Gather up every line from the entries below that uses the word "Index".

* BEGIN Rows *

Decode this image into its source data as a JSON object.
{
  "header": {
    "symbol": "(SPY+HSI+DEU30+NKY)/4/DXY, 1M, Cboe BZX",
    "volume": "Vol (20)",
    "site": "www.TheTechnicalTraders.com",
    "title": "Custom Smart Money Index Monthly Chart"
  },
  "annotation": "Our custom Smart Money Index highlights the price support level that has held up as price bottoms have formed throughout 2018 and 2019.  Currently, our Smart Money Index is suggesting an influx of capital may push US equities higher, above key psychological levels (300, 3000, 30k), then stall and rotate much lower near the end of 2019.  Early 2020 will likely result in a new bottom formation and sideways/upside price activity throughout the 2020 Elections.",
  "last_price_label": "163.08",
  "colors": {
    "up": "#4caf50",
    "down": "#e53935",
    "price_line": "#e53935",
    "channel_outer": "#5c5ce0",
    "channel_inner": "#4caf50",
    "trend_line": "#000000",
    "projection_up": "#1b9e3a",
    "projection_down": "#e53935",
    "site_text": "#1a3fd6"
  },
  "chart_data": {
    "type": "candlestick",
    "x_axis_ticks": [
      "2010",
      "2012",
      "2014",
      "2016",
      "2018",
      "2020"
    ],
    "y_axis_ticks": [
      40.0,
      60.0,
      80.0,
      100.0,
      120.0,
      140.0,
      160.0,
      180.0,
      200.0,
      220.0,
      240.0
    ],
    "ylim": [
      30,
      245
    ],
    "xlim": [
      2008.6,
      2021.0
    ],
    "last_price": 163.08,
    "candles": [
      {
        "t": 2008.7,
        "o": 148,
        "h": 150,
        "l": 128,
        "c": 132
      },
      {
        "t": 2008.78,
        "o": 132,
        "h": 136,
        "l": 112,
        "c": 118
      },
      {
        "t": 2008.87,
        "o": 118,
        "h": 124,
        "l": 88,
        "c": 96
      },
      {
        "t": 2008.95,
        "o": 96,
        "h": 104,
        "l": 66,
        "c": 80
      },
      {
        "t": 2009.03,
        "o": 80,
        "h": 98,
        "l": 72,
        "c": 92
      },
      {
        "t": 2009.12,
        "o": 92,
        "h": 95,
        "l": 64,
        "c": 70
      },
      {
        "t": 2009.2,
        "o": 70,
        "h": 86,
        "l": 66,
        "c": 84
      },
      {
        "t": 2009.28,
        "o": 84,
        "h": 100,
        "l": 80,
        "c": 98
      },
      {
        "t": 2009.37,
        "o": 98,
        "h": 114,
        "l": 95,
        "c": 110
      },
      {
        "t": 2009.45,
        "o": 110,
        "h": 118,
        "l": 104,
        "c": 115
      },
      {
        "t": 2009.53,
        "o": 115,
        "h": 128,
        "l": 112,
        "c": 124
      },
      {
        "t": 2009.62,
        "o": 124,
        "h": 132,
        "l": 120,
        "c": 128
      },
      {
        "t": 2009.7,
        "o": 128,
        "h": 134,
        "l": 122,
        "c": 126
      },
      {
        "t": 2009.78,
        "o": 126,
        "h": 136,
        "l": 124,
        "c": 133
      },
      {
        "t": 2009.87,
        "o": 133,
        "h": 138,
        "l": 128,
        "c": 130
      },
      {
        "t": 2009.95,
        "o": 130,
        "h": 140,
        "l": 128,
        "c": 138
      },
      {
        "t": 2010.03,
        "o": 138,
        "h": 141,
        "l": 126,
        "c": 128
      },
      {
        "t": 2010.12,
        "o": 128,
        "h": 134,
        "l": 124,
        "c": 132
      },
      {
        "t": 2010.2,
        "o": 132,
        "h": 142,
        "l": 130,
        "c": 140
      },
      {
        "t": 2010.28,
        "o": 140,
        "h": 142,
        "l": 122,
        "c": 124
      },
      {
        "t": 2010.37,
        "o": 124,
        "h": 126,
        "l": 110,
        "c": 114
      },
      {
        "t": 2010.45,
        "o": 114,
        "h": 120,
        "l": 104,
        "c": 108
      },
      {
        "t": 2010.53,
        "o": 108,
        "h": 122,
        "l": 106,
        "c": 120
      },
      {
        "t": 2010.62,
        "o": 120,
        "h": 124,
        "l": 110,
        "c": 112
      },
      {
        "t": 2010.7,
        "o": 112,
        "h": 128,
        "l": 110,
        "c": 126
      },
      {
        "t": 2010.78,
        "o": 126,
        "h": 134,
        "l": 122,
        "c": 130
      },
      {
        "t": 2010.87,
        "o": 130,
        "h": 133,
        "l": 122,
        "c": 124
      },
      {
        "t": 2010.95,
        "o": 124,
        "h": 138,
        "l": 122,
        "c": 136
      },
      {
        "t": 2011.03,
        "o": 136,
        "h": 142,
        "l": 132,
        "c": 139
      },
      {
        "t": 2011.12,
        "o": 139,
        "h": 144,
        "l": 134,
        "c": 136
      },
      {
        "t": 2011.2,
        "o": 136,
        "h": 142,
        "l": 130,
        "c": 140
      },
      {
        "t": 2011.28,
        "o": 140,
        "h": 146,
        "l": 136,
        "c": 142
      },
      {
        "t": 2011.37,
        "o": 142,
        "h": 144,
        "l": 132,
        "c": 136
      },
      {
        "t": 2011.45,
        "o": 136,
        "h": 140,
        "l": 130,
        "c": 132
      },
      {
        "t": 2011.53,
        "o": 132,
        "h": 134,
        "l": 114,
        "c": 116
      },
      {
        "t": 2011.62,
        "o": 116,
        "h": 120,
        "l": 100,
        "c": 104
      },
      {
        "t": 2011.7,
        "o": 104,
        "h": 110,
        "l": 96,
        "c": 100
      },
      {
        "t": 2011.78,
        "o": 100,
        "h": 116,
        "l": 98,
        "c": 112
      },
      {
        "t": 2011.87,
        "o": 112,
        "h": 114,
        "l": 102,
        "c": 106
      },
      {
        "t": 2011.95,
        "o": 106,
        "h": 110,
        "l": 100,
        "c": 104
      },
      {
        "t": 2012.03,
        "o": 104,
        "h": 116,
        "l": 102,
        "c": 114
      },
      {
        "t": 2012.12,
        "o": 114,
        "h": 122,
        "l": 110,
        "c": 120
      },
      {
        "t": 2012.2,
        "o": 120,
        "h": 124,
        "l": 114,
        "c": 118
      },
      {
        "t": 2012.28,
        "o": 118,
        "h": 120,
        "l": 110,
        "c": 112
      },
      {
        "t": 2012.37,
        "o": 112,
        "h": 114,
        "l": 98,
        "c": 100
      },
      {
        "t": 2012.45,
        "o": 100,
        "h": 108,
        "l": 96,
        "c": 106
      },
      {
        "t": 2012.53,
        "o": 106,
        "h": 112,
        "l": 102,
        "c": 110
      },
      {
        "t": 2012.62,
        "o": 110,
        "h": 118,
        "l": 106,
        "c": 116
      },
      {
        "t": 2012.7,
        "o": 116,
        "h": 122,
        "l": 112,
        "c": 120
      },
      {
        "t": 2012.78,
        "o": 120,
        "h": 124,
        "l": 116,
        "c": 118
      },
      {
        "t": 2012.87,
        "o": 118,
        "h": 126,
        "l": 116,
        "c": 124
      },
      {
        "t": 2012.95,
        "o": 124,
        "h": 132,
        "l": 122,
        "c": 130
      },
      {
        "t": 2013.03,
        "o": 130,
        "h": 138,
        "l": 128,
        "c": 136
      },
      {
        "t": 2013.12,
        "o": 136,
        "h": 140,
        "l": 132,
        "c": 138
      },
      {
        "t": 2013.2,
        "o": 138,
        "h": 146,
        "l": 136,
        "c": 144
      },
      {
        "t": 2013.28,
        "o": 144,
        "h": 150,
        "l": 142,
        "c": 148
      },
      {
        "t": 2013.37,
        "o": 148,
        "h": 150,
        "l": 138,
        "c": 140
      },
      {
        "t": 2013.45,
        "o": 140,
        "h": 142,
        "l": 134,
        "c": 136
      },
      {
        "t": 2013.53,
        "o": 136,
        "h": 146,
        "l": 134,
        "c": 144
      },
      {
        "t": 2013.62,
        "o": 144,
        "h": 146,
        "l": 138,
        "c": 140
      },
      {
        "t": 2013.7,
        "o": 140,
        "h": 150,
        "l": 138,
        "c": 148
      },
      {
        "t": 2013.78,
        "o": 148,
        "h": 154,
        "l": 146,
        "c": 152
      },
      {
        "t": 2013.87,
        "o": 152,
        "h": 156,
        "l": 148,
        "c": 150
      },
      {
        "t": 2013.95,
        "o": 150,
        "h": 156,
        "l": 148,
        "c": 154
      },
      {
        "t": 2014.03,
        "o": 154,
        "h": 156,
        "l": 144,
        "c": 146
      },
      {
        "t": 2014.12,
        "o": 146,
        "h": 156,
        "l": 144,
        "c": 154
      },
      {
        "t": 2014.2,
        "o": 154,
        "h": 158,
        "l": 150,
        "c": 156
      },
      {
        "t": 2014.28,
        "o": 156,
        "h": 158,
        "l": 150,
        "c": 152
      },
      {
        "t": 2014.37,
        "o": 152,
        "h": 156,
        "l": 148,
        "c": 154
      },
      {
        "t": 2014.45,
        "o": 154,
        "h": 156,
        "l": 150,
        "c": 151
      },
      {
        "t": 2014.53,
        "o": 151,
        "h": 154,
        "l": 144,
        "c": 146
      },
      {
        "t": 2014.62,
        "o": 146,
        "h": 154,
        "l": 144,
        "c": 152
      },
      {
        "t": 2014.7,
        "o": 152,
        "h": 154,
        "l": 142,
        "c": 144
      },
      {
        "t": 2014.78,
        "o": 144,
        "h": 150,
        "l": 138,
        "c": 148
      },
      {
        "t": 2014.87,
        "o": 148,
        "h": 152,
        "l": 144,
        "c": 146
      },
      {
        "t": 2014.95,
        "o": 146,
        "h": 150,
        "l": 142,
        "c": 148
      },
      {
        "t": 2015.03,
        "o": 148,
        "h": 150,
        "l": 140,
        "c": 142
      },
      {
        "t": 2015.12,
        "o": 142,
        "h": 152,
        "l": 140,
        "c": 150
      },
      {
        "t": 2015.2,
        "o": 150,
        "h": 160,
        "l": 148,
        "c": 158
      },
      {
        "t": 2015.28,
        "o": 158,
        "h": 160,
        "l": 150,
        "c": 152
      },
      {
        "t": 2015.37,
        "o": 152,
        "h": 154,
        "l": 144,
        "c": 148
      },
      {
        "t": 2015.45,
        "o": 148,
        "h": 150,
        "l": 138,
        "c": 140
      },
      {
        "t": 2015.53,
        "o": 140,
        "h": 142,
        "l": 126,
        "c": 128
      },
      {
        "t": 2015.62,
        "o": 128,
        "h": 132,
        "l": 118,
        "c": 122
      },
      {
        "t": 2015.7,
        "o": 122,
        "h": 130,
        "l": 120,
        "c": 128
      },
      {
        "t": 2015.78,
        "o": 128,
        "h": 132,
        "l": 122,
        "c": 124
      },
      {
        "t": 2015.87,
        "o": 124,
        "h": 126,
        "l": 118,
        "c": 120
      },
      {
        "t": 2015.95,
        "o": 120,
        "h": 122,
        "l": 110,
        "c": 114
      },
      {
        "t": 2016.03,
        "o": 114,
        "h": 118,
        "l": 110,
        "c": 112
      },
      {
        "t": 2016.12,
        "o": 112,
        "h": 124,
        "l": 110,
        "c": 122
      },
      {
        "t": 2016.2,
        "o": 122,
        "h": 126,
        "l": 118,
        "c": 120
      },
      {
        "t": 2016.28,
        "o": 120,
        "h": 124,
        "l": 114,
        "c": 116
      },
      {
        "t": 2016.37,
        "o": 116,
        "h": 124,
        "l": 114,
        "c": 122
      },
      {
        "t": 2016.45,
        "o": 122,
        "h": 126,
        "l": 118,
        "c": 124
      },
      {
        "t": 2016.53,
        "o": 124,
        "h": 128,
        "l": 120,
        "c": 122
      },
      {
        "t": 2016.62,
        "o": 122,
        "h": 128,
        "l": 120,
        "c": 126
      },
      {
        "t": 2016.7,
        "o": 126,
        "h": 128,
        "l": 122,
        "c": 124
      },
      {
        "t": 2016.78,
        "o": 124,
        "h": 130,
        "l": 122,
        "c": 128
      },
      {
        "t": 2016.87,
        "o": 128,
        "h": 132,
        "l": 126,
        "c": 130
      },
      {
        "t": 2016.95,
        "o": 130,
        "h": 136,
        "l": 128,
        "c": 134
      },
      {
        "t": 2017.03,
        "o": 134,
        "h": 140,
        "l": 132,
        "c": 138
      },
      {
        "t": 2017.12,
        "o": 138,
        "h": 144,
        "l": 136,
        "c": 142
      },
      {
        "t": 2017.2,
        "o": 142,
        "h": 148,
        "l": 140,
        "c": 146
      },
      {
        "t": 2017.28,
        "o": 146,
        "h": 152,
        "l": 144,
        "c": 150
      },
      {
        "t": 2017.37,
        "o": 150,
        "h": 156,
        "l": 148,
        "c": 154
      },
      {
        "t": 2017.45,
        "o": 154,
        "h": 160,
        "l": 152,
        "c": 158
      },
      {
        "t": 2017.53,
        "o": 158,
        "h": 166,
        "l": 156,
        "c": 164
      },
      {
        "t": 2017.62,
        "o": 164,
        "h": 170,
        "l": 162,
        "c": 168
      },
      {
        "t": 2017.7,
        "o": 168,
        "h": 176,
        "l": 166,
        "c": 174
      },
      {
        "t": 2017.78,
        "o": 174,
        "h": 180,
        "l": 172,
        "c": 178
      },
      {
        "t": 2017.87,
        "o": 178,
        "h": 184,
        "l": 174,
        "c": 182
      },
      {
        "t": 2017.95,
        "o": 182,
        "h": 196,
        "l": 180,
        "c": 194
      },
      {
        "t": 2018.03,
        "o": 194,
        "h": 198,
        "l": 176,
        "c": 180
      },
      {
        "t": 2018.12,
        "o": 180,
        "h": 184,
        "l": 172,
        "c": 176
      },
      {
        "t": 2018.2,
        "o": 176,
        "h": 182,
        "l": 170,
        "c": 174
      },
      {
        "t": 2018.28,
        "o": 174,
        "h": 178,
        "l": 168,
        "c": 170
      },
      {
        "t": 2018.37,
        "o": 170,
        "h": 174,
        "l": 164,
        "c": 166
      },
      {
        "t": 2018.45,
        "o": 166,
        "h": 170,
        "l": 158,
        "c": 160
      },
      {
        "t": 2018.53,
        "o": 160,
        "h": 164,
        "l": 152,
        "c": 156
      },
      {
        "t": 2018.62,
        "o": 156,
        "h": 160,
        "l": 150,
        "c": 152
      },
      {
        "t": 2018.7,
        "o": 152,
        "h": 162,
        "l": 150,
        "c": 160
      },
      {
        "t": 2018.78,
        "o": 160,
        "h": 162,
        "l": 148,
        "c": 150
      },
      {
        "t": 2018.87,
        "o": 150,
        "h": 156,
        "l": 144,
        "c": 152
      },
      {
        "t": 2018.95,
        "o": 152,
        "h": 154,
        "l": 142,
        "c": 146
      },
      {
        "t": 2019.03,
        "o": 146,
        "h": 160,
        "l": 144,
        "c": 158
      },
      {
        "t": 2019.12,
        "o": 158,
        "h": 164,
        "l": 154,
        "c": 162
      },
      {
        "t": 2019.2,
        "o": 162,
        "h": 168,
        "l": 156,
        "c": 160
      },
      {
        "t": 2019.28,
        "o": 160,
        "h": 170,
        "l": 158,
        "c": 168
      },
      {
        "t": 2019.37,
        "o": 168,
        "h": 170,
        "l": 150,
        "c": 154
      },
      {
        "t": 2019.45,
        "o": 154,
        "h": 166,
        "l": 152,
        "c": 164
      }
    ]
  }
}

* END Rows *

Answer in full:
    "title": "Custom Smart Money Index Monthly Chart"
  "annotation": "Our custom Smart Money Index highlights the price support level that has held up as price bottoms have formed throughout 2018 and 2019.  Currently, our Smart Money Index is suggesting an influx of capital may push US equities higher, above key psychological levels (300, 3000, 30k), then stall and rotate much lower near the end of 2019.  Early 2020 will likely result in a new bottom formation and sideways/upside price activity throughout the 2020 Elections.",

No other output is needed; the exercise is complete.